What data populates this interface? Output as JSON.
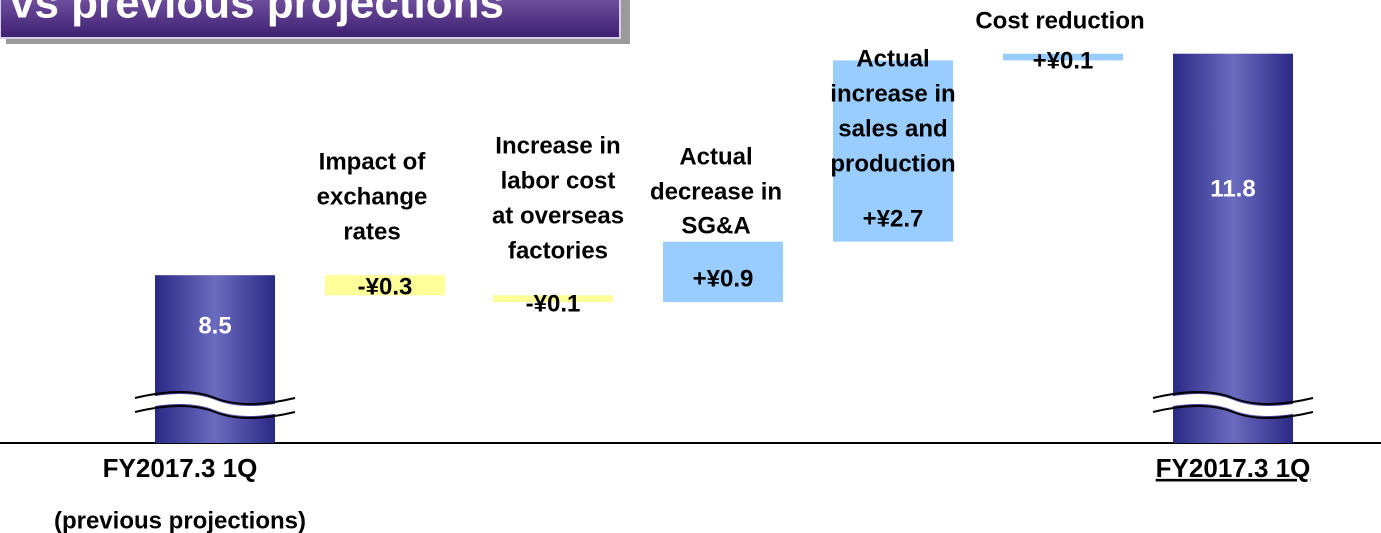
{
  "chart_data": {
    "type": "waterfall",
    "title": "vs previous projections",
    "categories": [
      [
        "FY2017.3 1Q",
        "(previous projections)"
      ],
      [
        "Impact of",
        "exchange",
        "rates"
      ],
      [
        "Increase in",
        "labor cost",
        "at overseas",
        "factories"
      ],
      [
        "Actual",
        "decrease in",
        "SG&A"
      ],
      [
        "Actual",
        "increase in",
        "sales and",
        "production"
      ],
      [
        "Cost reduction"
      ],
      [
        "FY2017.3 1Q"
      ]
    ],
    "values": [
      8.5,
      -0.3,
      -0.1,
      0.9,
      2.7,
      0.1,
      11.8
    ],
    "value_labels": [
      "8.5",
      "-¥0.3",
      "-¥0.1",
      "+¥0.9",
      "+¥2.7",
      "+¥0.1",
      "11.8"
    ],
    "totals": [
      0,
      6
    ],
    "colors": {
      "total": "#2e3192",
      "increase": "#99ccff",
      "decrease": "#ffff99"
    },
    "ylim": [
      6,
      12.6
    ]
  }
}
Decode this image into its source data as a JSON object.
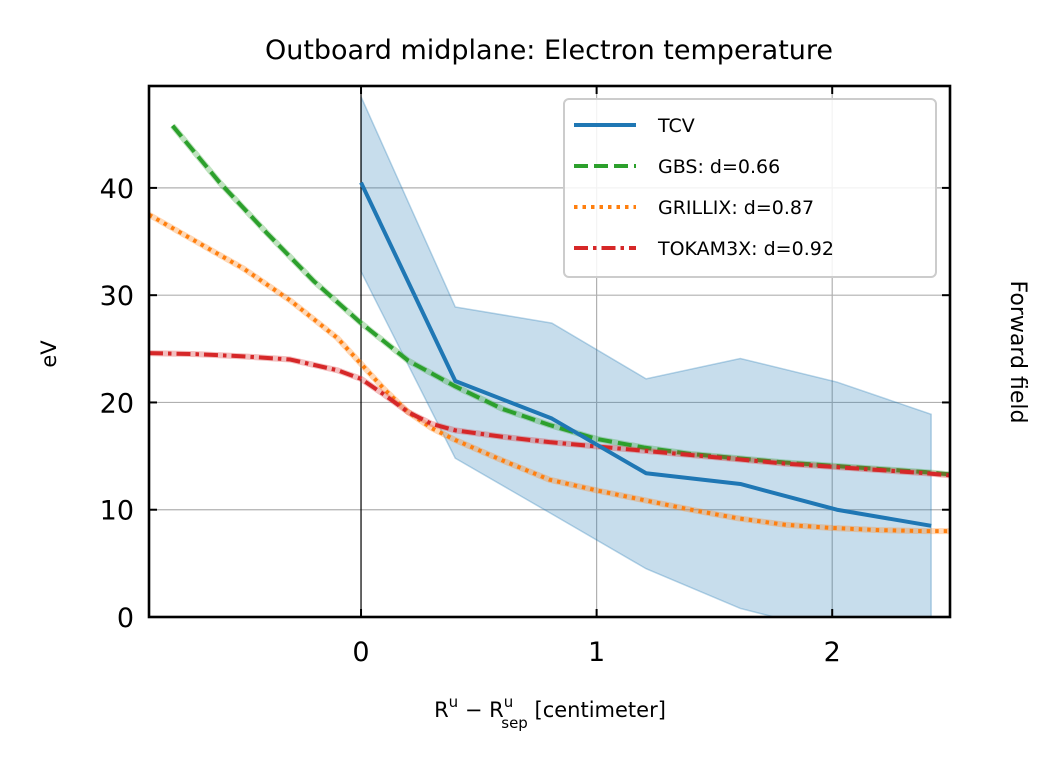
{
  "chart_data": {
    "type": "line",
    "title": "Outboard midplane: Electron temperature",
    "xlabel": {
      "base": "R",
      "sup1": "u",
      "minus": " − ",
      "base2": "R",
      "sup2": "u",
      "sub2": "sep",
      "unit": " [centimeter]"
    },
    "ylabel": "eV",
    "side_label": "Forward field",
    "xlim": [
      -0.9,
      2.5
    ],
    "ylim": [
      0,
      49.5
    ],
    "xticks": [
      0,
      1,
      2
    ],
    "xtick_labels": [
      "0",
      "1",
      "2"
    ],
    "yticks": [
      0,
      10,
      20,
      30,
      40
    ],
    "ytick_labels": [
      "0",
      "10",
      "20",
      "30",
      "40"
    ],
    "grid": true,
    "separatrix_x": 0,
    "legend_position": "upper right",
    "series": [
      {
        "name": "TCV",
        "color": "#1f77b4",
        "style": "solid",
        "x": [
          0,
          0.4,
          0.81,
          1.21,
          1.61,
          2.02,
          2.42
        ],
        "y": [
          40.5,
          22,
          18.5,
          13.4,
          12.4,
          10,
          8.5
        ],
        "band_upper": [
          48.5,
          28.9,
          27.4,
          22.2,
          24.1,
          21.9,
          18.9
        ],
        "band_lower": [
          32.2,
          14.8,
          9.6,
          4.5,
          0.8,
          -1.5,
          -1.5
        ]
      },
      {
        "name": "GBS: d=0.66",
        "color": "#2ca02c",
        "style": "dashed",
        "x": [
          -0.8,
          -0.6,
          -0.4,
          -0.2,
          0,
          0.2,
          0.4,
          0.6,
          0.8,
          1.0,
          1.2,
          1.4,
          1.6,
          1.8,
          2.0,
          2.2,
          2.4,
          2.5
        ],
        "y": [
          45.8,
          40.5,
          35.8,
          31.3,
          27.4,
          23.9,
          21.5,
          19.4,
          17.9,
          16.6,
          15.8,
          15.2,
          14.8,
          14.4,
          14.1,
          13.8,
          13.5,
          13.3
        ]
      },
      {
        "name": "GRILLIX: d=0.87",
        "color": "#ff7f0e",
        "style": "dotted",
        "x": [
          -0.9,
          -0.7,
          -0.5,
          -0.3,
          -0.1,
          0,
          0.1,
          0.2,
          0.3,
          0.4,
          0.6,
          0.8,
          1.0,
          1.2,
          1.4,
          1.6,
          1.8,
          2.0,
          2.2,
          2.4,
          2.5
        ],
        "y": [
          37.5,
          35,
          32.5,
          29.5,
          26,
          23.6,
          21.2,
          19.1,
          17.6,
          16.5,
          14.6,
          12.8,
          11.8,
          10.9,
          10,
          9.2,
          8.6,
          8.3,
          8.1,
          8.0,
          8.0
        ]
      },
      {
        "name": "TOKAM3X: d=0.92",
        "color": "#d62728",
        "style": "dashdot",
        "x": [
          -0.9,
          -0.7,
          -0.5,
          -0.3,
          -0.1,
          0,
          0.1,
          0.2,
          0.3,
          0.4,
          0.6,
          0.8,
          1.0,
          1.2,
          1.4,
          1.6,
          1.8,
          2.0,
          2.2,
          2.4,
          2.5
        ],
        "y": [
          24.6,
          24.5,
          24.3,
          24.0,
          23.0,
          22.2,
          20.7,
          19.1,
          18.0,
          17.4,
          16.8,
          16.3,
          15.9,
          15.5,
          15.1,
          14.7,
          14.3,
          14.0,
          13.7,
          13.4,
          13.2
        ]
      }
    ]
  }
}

--------------------------------------------------

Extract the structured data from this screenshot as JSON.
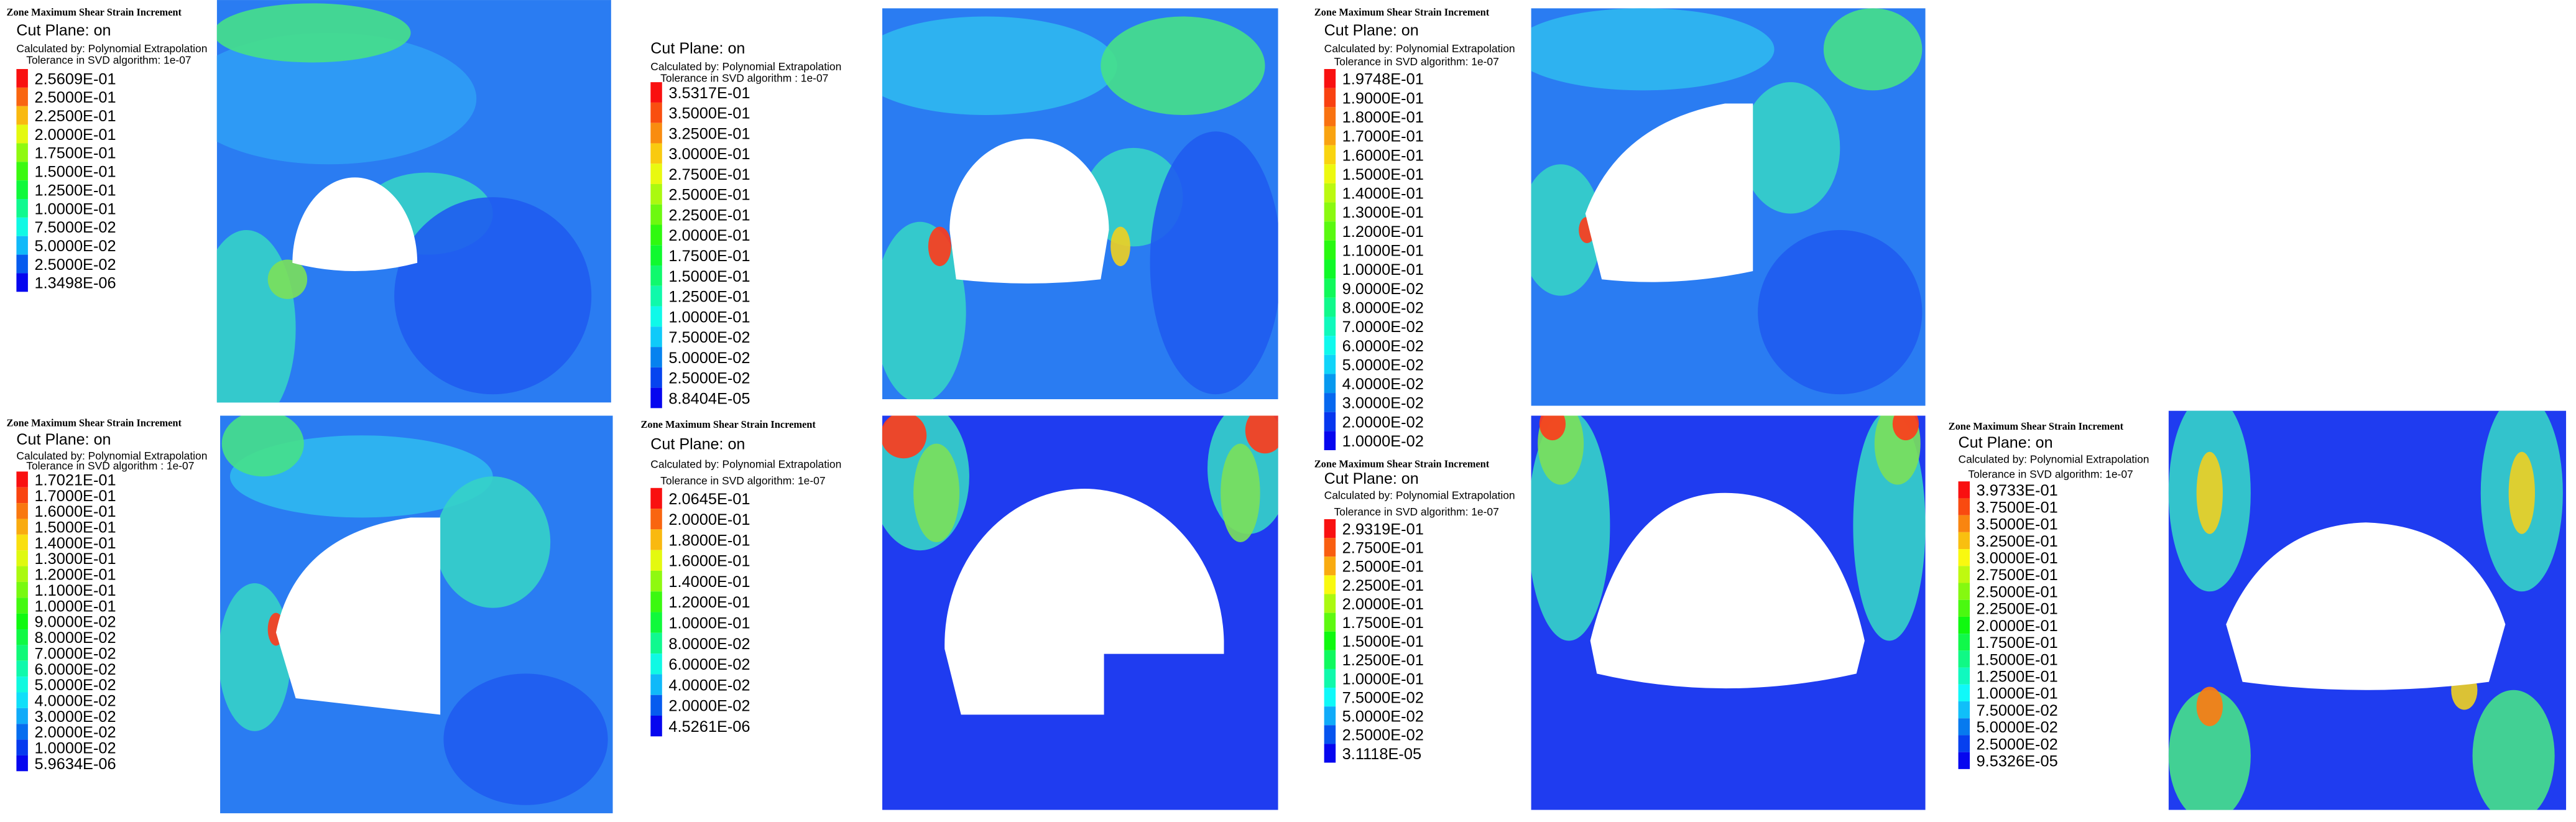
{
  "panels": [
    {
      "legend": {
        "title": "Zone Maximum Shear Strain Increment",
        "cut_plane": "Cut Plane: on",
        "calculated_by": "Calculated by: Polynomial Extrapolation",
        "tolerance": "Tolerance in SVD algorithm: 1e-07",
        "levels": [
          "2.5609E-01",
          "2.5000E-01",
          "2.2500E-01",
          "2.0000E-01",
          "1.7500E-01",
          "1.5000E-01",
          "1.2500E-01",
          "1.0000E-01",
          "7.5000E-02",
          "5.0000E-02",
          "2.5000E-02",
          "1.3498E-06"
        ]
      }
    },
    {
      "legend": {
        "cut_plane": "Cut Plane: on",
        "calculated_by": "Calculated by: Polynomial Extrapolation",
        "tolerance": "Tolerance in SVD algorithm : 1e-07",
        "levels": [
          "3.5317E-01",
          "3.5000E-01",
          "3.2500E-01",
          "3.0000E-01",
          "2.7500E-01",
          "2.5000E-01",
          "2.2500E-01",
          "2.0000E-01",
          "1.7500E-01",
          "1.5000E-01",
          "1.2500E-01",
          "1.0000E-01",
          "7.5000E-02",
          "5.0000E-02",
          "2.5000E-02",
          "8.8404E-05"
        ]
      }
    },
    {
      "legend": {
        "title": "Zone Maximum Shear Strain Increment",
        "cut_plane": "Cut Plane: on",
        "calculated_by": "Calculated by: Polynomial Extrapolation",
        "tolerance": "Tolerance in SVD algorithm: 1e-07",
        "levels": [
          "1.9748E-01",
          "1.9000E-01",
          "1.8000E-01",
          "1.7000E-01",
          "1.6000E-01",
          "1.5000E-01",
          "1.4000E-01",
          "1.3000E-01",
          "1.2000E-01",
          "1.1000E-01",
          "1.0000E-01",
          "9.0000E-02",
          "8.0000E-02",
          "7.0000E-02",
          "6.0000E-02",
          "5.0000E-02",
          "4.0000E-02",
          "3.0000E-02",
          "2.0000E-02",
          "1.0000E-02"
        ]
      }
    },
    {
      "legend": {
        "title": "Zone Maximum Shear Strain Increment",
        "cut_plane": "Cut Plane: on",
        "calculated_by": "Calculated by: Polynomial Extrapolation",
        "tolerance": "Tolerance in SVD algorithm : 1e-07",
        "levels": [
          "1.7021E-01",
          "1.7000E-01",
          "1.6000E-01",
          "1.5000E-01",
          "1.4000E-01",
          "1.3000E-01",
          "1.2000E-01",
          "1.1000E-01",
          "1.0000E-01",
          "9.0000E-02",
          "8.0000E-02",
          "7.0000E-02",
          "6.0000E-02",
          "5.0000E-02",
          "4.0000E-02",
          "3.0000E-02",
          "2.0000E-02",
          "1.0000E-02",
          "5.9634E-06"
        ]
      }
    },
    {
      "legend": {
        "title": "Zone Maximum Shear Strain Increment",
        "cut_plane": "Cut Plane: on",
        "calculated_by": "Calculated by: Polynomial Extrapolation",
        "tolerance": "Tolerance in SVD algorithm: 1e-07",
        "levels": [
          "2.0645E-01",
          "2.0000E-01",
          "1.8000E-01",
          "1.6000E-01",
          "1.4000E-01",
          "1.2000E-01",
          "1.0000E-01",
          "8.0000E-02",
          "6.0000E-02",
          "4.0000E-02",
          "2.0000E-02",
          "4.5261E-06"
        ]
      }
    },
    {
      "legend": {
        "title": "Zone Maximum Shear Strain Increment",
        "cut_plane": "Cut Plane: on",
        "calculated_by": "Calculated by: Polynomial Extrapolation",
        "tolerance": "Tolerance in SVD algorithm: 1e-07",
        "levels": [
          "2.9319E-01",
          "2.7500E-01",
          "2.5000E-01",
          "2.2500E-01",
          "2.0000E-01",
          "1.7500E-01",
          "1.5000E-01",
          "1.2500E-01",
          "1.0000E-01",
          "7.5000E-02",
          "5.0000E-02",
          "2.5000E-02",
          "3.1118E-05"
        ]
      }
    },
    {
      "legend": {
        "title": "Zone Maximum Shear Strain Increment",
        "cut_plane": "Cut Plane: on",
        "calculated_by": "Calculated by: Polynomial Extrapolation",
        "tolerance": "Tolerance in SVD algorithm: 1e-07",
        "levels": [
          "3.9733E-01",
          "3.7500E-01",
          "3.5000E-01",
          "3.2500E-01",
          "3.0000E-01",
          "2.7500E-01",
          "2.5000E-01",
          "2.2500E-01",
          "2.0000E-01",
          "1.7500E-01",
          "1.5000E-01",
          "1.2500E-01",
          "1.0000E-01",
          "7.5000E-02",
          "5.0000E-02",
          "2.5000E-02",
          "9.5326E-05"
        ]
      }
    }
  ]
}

--------------------------------------------------

### TASK DESCRIPTION
From the entries above, copy out every line where the string "this" appears.

### EXERCISE ANSWER
What data populates this interface? Output as JSON.
Decode this image into its source data as a JSON object.
Extract the structured data from this screenshot as JSON.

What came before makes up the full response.